# START OF INPUT ROWS

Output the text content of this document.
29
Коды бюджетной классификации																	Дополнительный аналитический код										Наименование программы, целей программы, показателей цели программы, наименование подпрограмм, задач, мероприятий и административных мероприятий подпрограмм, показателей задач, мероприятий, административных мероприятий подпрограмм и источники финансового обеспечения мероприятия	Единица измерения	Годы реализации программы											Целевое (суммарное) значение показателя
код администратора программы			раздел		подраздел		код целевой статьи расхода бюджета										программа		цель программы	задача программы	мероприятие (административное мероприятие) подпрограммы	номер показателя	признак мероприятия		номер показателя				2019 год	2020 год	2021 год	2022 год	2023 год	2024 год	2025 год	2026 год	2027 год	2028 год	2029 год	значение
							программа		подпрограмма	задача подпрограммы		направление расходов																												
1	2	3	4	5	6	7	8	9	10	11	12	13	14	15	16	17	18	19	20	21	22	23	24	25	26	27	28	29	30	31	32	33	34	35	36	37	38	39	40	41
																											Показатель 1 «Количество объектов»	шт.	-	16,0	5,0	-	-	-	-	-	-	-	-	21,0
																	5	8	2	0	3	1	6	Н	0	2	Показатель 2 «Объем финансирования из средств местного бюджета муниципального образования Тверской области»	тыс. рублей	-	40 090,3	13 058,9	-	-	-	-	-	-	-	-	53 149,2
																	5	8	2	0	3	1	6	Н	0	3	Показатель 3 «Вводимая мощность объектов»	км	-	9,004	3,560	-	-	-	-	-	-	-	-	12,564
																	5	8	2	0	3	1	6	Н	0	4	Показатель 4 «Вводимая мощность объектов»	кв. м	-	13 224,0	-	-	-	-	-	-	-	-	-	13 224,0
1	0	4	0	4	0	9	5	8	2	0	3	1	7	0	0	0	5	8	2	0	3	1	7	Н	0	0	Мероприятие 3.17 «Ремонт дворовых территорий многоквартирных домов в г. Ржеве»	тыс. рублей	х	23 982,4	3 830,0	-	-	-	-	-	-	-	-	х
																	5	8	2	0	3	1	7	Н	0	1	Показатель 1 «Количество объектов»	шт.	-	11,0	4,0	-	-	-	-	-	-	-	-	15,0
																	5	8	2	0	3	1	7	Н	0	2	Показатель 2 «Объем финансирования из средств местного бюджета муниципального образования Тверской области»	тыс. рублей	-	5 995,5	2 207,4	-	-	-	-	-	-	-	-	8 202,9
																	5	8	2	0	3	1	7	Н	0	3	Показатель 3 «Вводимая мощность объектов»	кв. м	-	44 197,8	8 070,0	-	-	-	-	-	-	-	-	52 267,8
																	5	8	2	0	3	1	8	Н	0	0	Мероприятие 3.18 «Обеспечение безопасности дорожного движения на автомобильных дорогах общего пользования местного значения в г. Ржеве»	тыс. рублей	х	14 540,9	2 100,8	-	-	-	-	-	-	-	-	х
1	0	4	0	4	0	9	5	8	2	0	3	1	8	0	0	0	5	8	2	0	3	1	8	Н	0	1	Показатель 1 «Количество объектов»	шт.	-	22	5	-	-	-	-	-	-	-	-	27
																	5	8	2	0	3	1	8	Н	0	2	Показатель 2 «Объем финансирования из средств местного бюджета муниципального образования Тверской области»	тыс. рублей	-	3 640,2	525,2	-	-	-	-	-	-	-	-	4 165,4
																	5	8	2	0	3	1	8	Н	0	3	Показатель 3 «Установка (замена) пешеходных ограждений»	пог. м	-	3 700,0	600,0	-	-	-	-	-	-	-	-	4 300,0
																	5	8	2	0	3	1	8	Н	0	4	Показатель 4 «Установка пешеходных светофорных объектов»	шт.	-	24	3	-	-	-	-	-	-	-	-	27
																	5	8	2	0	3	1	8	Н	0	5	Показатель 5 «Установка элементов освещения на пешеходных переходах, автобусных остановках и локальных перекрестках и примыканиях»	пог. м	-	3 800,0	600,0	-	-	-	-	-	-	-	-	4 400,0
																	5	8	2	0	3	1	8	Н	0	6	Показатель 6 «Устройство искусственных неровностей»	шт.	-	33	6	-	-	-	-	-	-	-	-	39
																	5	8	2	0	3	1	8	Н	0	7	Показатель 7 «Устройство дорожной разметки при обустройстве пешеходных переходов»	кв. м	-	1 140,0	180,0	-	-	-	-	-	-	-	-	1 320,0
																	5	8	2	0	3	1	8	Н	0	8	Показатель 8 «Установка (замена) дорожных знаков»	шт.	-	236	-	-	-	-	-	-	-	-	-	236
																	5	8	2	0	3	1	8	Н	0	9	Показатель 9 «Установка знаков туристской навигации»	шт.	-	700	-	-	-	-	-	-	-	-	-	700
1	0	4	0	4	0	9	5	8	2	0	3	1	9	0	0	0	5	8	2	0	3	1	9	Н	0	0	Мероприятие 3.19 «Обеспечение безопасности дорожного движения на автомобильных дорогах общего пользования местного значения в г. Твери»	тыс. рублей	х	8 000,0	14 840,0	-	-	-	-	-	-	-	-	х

# END OF INPUT ROWS

All of the data must be returned exactly.

FINISHED EXERCISE:
Output the text content of this document.
29
Коды бюджетной классификации																	Дополнительный аналитический код										Наименование программы, целей программы, показателей цели программы, наименование подпрограмм, задач, мероприятий и административных мероприятий подпрограмм, показателей задач, мероприятий, административных мероприятий подпрограмм и источники финансового обеспечения мероприятия	Единица измерения	Годы реализации программы											Целевое (суммарное) значение показателя
код администратора программы			раздел		подраздел		код целевой статьи расхода бюджета										программа		цель программы	задача программы	мероприятие (административное мероприятие) подпрограммы	номер показателя	признак мероприятия		номер показателя				2019 год	2020 год	2021 год	2022 год	2023 год	2024 год	2025 год	2026 год	2027 год	2028 год	2029 год	значение
							программа		подпрограмма	задача подпрограммы		направление расходов																												
1	2	3	4	5	6	7	8	9	10	11	12	13	14	15	16	17	18	19	20	21	22	23	24	25	26	27	28	29	30	31	32	33	34	35	36	37	38	39	40	41
																											Показатель 1 «Количество объектов»	шт.	-	16,0	5,0	-	-	-	-	-	-	-	-	21,0
																	5	8	2	0	3	1	6	Н	0	2	Показатель 2 «Объем финансирования из средств местного бюджета муниципального образования Тверской области»	тыс. рублей	-	40 090,3	13 058,9	-	-	-	-	-	-	-	-	53 149,2
																	5	8	2	0	3	1	6	Н	0	3	Показатель 3 «Вводимая мощность объектов»	км	-	9,004	3,560	-	-	-	-	-	-	-	-	12,564
																	5	8	2	0	3	1	6	Н	0	4	Показатель 4 «Вводимая мощность объектов»	кв. м	-	13 224,0	-	-	-	-	-	-	-	-	-	13 224,0
1	0	4	0	4	0	9	5	8	2	0	3	1	7	0	0	0	5	8	2	0	3	1	7	Н	0	0	Мероприятие 3.17 «Ремонт дворовых территорий многоквартирных домов в г. Ржеве»	тыс. рублей	х	23 982,4	3 830,0	-	-	-	-	-	-	-	-	х
																	5	8	2	0	3	1	7	Н	0	1	Показатель 1 «Количество объектов»	шт.	-	11,0	4,0	-	-	-	-	-	-	-	-	15,0
																	5	8	2	0	3	1	7	Н	0	2	Показатель 2 «Объем финансирования из средств местного бюджета муниципального образования Тверской области»	тыс. рублей	-	5 995,5	2 207,4	-	-	-	-	-	-	-	-	8 202,9
																	5	8	2	0	3	1	7	Н	0	3	Показатель 3 «Вводимая мощность объектов»	кв. м	-	44 197,8	8 070,0	-	-	-	-	-	-	-	-	52 267,8
																	5	8	2	0	3	1	8	Н	0	0	Мероприятие 3.18 «Обеспечение безопасности дорожного движения на автомобильных дорогах общего пользования местного значения в г. Ржеве»	тыс. рублей	х	14 540,9	2 100,8	-	-	-	-	-	-	-	-	х
1	0	4	0	4	0	9	5	8	2	0	3	1	8	0	0	0	5	8	2	0	3	1	8	Н	0	1	Показатель 1 «Количество объектов»	шт.	-	22	5	-	-	-	-	-	-	-	-	27
																	5	8	2	0	3	1	8	Н	0	2	Показатель 2 «Объем финансирования из средств местного бюджета муниципального образования Тверской области»	тыс. рублей	-	3 640,2	525,2	-	-	-	-	-	-	-	-	4 165,4
																	5	8	2	0	3	1	8	Н	0	3	Показатель 3 «Установка (замена) пешеходных ограждений»	пог. м	-	3 700,0	600,0	-	-	-	-	-	-	-	-	4 300,0
																	5	8	2	0	3	1	8	Н	0	4	Показатель 4 «Установка пешеходных светофорных объектов»	шт.	-	24	3	-	-	-	-	-	-	-	-	27
																	5	8	2	0	3	1	8	Н	0	5	Показатель 5 «Установка элементов освещения на пешеходных переходах, автобусных остановках и локальных перекрестках и примыканиях»	пог. м	-	3 800,0	600,0	-	-	-	-	-	-	-	-	4 400,0
																	5	8	2	0	3	1	8	Н	0	6	Показатель 6 «Устройство искусственных неровностей»	шт.	-	33	6	-	-	-	-	-	-	-	-	39
																	5	8	2	0	3	1	8	Н	0	7	Показатель 7 «Устройство дорожной разметки при обустройстве пешеходных переходов»	кв. м	-	1 140,0	180,0	-	-	-	-	-	-	-	-	1 320,0
																	5	8	2	0	3	1	8	Н	0	8	Показатель 8 «Установка (замена) дорожных знаков»	шт.	-	236	-	-	-	-	-	-	-	-	-	236
																	5	8	2	0	3	1	8	Н	0	9	Показатель 9 «Установка знаков туристской навигации»	шт.	-	700	-	-	-	-	-	-	-	-	-	700
1	0	4	0	4	0	9	5	8	2	0	3	1	9	0	0	0	5	8	2	0	3	1	9	Н	0	0	Мероприятие 3.19 «Обеспечение безопасности дорожного движения на автомобильных дорогах общего пользования местного значения в г. Твери»	тыс. рублей	х	8 000,0	14 840,0	-	-	-	-	-	-	-	-	х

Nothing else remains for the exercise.